**TASK DETAILS:**
Output every record below exactly as it appears.

**RECORD EXTRACTS:**
· · · · · · ·

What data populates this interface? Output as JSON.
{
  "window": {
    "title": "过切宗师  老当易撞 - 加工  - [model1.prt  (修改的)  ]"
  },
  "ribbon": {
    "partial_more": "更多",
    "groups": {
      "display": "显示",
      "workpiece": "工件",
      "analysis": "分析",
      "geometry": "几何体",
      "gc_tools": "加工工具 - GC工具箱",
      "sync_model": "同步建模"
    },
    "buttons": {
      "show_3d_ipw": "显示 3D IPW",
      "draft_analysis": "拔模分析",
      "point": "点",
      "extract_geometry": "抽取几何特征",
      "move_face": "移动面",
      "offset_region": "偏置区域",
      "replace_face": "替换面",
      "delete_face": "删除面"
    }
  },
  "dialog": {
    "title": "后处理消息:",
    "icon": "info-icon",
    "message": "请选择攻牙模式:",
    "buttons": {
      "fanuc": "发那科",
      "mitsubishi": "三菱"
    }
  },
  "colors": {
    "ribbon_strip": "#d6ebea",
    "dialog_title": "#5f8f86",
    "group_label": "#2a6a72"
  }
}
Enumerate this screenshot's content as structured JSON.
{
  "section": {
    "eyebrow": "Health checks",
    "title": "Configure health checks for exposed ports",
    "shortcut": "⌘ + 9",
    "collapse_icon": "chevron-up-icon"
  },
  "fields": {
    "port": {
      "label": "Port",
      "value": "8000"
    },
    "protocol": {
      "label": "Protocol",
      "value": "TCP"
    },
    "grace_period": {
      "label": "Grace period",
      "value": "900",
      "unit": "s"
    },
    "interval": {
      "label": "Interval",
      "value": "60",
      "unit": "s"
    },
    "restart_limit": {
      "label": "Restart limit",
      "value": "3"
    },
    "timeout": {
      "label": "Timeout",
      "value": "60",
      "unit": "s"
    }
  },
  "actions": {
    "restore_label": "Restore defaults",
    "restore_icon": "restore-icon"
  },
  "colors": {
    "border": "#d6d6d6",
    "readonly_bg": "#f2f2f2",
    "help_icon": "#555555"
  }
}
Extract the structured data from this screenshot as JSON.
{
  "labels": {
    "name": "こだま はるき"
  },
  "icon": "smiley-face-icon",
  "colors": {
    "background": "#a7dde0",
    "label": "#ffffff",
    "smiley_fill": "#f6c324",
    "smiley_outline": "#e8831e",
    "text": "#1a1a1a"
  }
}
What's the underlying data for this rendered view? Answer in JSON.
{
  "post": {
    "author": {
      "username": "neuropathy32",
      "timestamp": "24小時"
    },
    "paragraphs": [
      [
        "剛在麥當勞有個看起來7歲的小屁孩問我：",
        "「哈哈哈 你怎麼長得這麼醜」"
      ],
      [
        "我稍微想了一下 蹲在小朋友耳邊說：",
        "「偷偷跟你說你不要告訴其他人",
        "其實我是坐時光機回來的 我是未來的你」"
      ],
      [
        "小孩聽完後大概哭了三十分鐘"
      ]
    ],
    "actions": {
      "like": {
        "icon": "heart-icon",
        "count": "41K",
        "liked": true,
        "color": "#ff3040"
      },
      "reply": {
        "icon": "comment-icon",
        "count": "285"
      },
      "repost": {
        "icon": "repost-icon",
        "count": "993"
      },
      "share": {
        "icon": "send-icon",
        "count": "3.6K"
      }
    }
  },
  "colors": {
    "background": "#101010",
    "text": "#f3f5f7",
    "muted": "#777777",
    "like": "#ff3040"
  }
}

· · · · · · ·

**EXPECTED OUTPUT:**
What data populates this interface? Output as JSON.
{
  "window": {
    "title": "过切宗师  老当易撞 - 加工  - [model1.prt  (修改的)  ]"
  },
  "ribbon": {
    "partial_more": "更多",
    "groups": {
      "display": "显示",
      "workpiece": "工件",
      "analysis": "分析",
      "geometry": "几何体",
      "gc_tools": "加工工具 - GC工具箱",
      "sync_model": "同步建模"
    },
    "buttons": {
      "show_3d_ipw": "显示 3D IPW",
      "draft_analysis": "拔模分析",
      "point": "点",
      "extract_geometry": "抽取几何特征",
      "move_face": "移动面",
      "offset_region": "偏置区域",
      "replace_face": "替换面",
      "delete_face": "删除面"
    }
  },
  "dialog": {
    "title": "后处理消息:",
    "icon": "info-icon",
    "message": "请选择攻牙模式:",
    "buttons": {
      "fanuc": "发那科",
      "mitsubishi": "三菱"
    }
  },
  "colors": {
    "ribbon_strip": "#d6ebea",
    "dialog_title": "#5f8f86",
    "group_label": "#2a6a72"
  }
}
Enumerate this screenshot's content as structured JSON.
{
  "section": {
    "eyebrow": "Health checks",
    "title": "Configure health checks for exposed ports",
    "shortcut": "⌘ + 9",
    "collapse_icon": "chevron-up-icon"
  },
  "fields": {
    "port": {
      "label": "Port",
      "value": "8000"
    },
    "protocol": {
      "label": "Protocol",
      "value": "TCP"
    },
    "grace_period": {
      "label": "Grace period",
      "value": "900",
      "unit": "s"
    },
    "interval": {
      "label": "Interval",
      "value": "60",
      "unit": "s"
    },
    "restart_limit": {
      "label": "Restart limit",
      "value": "3"
    },
    "timeout": {
      "label": "Timeout",
      "value": "60",
      "unit": "s"
    }
  },
  "actions": {
    "restore_label": "Restore defaults",
    "restore_icon": "restore-icon"
  },
  "colors": {
    "border": "#d6d6d6",
    "readonly_bg": "#f2f2f2",
    "help_icon": "#555555"
  }
}
Extract the structured data from this screenshot as JSON.
{
  "labels": {
    "name": "こだま はるき"
  },
  "icon": "smiley-face-icon",
  "colors": {
    "background": "#a7dde0",
    "label": "#ffffff",
    "smiley_fill": "#f6c324",
    "smiley_outline": "#e8831e",
    "text": "#1a1a1a"
  }
}
What's the underlying data for this rendered view? Answer in JSON.
{
  "post": {
    "author": {
      "username": "neuropathy32",
      "timestamp": "24小時"
    },
    "paragraphs": [
      [
        "剛在麥當勞有個看起來7歲的小屁孩問我：",
        "「哈哈哈 你怎麼長得這麼醜」"
      ],
      [
        "我稍微想了一下 蹲在小朋友耳邊說：",
        "「偷偷跟你說你不要告訴其他人",
        "其實我是坐時光機回來的 我是未來的你」"
      ],
      [
        "小孩聽完後大概哭了三十分鐘"
      ]
    ],
    "actions": {
      "like": {
        "icon": "heart-icon",
        "count": "41K",
        "liked": true,
        "color": "#ff3040"
      },
      "reply": {
        "icon": "comment-icon",
        "count": "285"
      },
      "repost": {
        "icon": "repost-icon",
        "count": "993"
      },
      "share": {
        "icon": "send-icon",
        "count": "3.6K"
      }
    }
  },
  "colors": {
    "background": "#101010",
    "text": "#f3f5f7",
    "muted": "#777777",
    "like": "#ff3040"
  }
}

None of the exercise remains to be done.